_YOUR GOAL_
From the entries below, pull out each line where "this" appears.
---*---
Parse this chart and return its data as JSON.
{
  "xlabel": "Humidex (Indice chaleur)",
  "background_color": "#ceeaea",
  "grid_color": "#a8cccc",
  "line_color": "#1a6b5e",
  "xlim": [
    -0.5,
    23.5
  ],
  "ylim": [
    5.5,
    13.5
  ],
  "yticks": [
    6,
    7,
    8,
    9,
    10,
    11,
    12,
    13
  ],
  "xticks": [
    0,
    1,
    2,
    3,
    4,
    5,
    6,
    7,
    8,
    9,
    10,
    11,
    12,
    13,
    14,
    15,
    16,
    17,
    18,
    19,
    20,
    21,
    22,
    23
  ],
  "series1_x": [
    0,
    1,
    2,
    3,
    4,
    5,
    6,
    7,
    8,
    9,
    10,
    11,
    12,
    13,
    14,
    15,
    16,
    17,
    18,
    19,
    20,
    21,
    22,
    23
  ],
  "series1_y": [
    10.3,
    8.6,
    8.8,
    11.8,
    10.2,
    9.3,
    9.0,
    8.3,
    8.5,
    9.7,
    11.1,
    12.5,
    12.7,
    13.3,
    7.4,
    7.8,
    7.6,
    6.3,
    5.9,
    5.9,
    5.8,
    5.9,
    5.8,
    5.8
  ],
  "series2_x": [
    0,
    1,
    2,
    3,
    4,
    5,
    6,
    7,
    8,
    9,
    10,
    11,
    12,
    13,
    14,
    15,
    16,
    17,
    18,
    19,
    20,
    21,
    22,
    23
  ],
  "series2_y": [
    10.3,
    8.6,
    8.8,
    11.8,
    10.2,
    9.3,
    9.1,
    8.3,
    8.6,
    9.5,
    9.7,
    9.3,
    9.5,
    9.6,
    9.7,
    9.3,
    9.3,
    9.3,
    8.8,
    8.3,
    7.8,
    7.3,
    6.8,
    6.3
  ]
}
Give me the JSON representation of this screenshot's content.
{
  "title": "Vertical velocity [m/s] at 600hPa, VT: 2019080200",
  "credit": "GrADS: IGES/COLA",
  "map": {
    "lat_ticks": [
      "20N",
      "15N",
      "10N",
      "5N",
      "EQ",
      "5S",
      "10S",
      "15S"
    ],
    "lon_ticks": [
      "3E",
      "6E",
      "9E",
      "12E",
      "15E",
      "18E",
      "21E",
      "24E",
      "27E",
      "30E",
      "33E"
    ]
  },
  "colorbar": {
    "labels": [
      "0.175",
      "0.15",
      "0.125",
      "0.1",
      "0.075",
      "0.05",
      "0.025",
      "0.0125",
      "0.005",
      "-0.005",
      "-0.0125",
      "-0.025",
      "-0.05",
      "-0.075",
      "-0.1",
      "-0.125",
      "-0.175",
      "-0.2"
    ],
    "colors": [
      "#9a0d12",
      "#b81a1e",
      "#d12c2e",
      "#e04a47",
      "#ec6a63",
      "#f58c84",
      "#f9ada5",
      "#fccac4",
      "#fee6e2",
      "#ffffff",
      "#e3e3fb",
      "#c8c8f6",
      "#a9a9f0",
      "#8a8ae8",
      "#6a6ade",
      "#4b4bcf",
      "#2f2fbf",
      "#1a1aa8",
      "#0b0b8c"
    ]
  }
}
---*---
_FINISHED TASK_
Parse this chart and return its data as JSON.
Give me the JSON representation of this screenshot's content.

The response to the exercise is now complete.